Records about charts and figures
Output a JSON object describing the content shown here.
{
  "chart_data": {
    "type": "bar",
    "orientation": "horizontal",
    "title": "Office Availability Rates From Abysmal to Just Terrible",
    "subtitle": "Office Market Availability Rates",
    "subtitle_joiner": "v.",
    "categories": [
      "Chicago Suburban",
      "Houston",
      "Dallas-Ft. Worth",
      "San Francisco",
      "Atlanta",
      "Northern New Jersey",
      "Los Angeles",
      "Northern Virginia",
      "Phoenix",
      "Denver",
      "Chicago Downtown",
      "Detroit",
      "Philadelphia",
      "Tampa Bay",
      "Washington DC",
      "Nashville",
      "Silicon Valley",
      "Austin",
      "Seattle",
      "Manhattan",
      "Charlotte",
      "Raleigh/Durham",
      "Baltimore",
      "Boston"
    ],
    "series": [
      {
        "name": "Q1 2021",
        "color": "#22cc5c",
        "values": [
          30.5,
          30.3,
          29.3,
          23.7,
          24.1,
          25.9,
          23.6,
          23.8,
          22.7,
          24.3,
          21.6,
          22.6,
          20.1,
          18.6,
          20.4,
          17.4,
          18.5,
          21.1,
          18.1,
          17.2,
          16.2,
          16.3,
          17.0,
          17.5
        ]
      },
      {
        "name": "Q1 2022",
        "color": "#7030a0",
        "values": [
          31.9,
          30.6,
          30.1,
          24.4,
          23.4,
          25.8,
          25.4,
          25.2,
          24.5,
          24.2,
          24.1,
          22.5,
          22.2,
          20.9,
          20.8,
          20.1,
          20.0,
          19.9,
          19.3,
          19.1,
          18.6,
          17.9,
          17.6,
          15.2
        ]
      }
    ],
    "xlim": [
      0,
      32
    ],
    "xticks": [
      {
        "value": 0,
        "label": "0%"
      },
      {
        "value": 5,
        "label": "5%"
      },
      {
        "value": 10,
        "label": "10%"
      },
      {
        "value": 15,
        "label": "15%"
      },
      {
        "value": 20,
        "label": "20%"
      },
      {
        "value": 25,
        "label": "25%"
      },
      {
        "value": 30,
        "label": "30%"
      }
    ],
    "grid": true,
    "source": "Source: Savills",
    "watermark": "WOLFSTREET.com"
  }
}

# Task prompt:
In the records above, find each line with the word "Office" and copy it.

# Response to this task:
    "title": "Office Availability Rates From Abysmal to Just Terrible",
    "subtitle": "Office Market Availability Rates",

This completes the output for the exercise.